Data shown:
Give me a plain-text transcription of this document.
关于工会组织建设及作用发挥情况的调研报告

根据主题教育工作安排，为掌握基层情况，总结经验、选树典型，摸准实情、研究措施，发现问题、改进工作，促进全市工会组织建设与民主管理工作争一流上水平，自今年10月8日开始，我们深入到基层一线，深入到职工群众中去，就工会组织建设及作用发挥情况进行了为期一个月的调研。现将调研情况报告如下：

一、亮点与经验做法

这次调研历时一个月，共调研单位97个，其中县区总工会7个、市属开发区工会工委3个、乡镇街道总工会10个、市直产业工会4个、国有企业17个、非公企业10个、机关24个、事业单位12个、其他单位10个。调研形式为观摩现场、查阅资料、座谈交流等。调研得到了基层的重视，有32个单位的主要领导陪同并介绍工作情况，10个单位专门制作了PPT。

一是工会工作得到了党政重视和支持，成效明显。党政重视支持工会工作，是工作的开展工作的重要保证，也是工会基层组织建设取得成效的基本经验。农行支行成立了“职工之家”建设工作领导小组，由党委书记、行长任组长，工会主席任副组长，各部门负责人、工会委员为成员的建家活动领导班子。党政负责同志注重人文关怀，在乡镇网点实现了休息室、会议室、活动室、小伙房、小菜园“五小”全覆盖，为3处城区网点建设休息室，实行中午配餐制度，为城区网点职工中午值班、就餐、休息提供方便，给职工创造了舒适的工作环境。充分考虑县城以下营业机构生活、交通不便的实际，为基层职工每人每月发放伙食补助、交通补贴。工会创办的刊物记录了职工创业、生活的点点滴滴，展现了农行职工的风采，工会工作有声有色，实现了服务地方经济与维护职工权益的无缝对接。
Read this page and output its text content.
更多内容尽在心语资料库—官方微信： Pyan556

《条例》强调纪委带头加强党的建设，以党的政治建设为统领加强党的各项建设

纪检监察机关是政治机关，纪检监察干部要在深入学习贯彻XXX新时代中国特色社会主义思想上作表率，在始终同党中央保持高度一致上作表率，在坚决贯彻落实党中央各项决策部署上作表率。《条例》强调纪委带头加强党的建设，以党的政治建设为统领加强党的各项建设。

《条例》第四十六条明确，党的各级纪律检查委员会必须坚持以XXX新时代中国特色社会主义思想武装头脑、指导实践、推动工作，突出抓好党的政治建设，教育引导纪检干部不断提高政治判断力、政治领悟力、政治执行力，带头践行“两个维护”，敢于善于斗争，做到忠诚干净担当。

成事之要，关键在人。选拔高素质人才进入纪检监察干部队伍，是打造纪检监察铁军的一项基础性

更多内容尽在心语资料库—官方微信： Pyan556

Exercise directions: Your task is to collect every line above that contains the word "this".

Solution to the problem:
Give me a plain-text transcription of this document.
Read this page and output its text content.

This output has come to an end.